■ TEXTE DE LA PAGE:
Mais il faudrait nuancer ce sondage et distinguer justement « les
immigrés clandestins » et « les réfugiés politiques ».
Malgré tout, plusieurs raisons expliquent ces chiffres : Nous sommes
dans une période de difficultés économique. La croissance n’est pas au
rendez-vous. Beaucoup de français pensent que dans la conjoncture actuelle,
nous n’avons plus les moyens d’accueillir de nouvelles personnes, qui
bénéficieront d’ici peu des aides sociales qu’offre la France.
D’autres ont peur que ces nouveaux arrivants prennent le travail des
français, dans une période où les offres d’emploi sont plutôt rares et le
nombre de chômeurs conséquent… En d’autres termes, certains craignent que ces
réfugiés viennent manger notre pain.
D’autres, enfin, trouvent que les étrangers sont déjà trop nombreux en
France et qu’on ne peut pas accueillir des personnes supplémentaires… que cela
créera, tôt ou tard, des problèmes en terme d’intégration.
On entend toutes ces peurs – la méfiance et la suspicion – dans les
débats ici ou là, relayés par les médias. Mais, il faut rappeler que la peur
est souvent « mauvaise conseillère » et que la plupart de ces craintes
sont fondées sur des préjugés.
La venue de réfugiés ne constitue pas un danger pour notre société ou un
péril pour notre civilisation, comme certains voudraient nous le faire croire,
en brandissant la menace d’une « invasion ».

■ DONNÉES:
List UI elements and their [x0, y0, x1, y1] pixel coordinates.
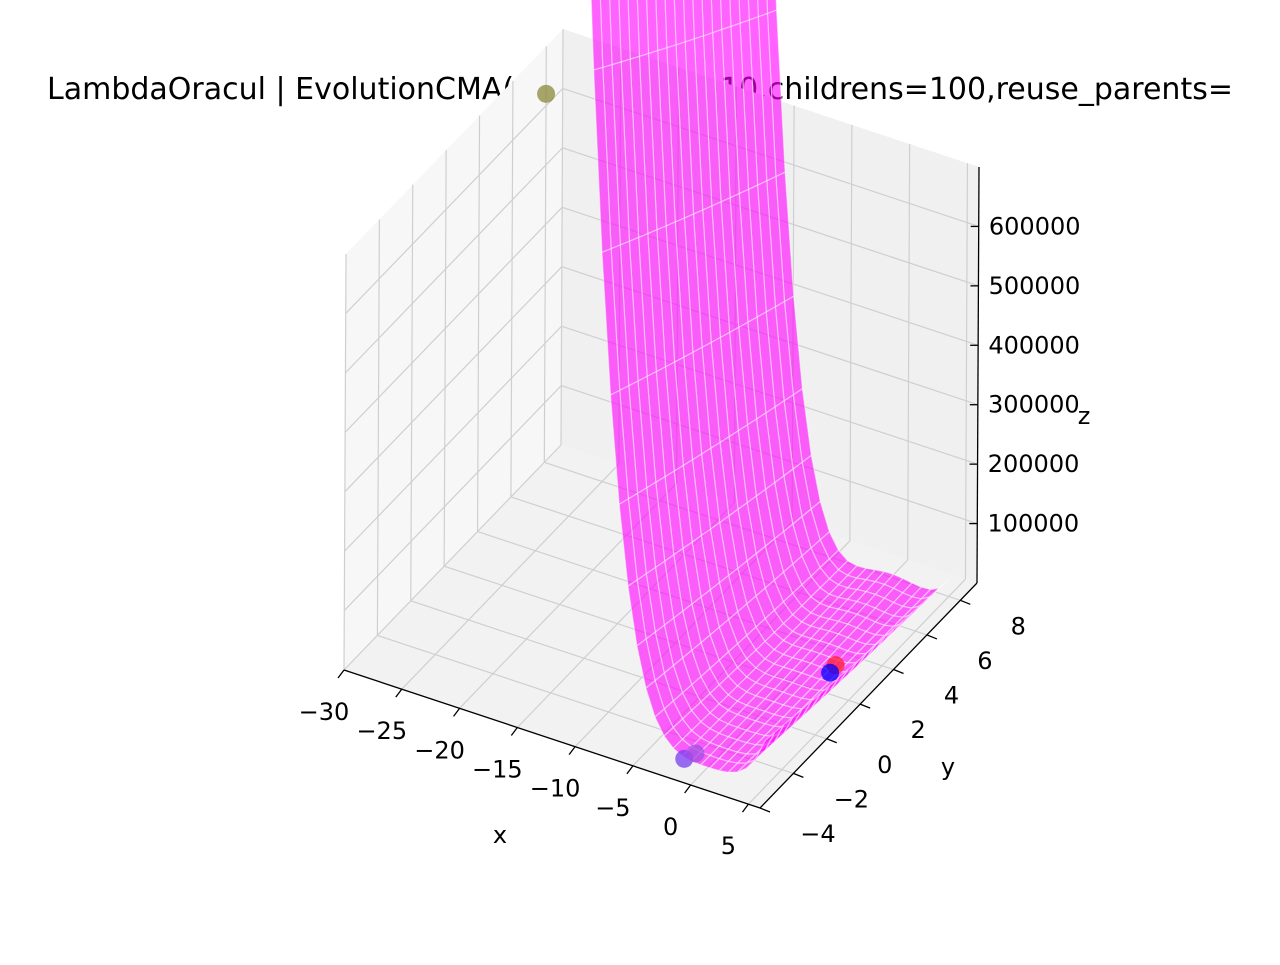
x-tick-label: −20	[414, 736, 465, 764]
x-tick-mark	[453, 707, 461, 717]
y-tick-label: 4	[944, 682, 959, 710]
surface-patch	[847, 653, 867, 676]
y-axis-line	[759, 582, 978, 809]
surface-patch	[801, 693, 821, 718]
scatter-point	[686, 744, 705, 763]
surface-patch	[929, 578, 950, 598]
surface-patch	[755, 732, 776, 759]
x-tick-label: −15	[472, 756, 523, 784]
surface-patch	[856, 644, 876, 667]
grid-line-z	[344, 147, 563, 374]
x-tick-label: −5	[595, 794, 630, 822]
y-tick-mark	[893, 668, 904, 675]
z-tick-label: 200000	[988, 450, 1080, 478]
x-tick-label: 5	[721, 832, 736, 860]
surface-patch	[865, 636, 886, 659]
left-pane	[344, 29, 563, 670]
surface-patch	[920, 587, 941, 607]
surface-mesh	[590, 0, 950, 773]
grid-line-z	[345, 88, 564, 314]
surface-patch	[773, 716, 794, 743]
y-tick-mark	[826, 738, 838, 744]
tick-labels: −30−25−20−15−10−505 −4−202468100000200000…	[299, 212, 1081, 860]
x-tick-mark	[568, 746, 576, 756]
grid-line-y	[443, 150, 447, 567]
x-tick-mark	[337, 669, 345, 679]
x-tick-mark	[626, 765, 634, 775]
y-tick-label: 8	[1011, 612, 1026, 640]
grid-line-y	[343, 253, 347, 671]
y-tick-mark	[859, 703, 871, 709]
x-tick-mark	[741, 803, 749, 813]
grid-line-x	[748, 578, 966, 805]
x-tick-mark	[510, 727, 518, 736]
scatter-point	[537, 84, 556, 103]
z-tick-label: 100000	[987, 510, 1079, 538]
x-tick-label: −25	[356, 717, 407, 745]
grid-line-x	[343, 444, 562, 671]
x-tick-mark	[684, 784, 692, 794]
y-tick-label: 6	[977, 647, 992, 675]
grid-line-x	[964, 163, 969, 580]
y-axis-label: y	[941, 753, 955, 781]
x-tick-label: −10	[530, 775, 581, 803]
grid-line-y	[376, 219, 380, 636]
surface-patch	[874, 628, 895, 650]
grid-line-z	[343, 385, 562, 611]
y-tick-mark	[960, 599, 971, 605]
surface-patch	[893, 612, 913, 633]
z-tick-label: 300000	[988, 391, 1080, 419]
x-tick-mark	[395, 688, 403, 698]
surface-patch	[819, 677, 840, 701]
grid-line-x	[907, 143, 911, 561]
surface-patch	[911, 595, 931, 615]
surface-patch	[792, 700, 812, 726]
z-axis-label: z	[1078, 402, 1091, 430]
grid-line-z	[344, 266, 563, 493]
y-tick-mark	[759, 807, 771, 813]
y-tick-label: 0	[877, 751, 892, 779]
grid-line-y	[510, 80, 514, 497]
grid-line-x	[401, 463, 620, 690]
grid-line-y	[543, 46, 547, 463]
grid-line-y	[410, 184, 414, 601]
grid-line-x	[849, 124, 853, 541]
z-tick-label: 500000	[989, 272, 1081, 300]
z-axis-line	[976, 166, 980, 584]
grid-line-z	[344, 206, 563, 433]
y-tick-label: 2	[911, 716, 926, 744]
grid-line-x	[560, 28, 564, 446]
scatter-points	[537, 84, 845, 768]
z-tick-label: 600000	[989, 212, 1081, 240]
y-tick-mark	[793, 772, 804, 778]
y-tick-label: −2	[834, 785, 869, 813]
surface-patch	[884, 620, 904, 641]
grid-line-y	[476, 115, 481, 532]
x-tick-label: 0	[663, 813, 678, 841]
x-tick-label: −30	[299, 698, 350, 726]
surface-patch	[828, 669, 849, 693]
scatter-point	[821, 663, 840, 682]
y-tick-label: −4	[800, 820, 835, 848]
surface-patch	[764, 724, 785, 751]
z-tick-label: 400000	[988, 331, 1080, 359]
x-axis-label: x	[493, 821, 507, 849]
y-tick-mark	[926, 634, 938, 640]
grid-line-z	[344, 325, 563, 552]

■ CONSIGNE: Pouvez-vous reproduire fidèlement le passage du texte sur l'accueil des réfugiés compris entre "D’autres, enfin, trouvent" et "en terme d’intégration.", ces deux segments inclus ? Les entrées forment un matériau à part, sans lien avec le texte sur l'accueil des réfugiés.

■ RÉSULTAT:
D’autres, enfin, trouvent que les étrangers sont déjà trop nombreux en
France et qu’on ne peut pas accueillir des personnes supplémentaires… que cela
créera, tôt ou tard, des problèmes en terme d’intégration.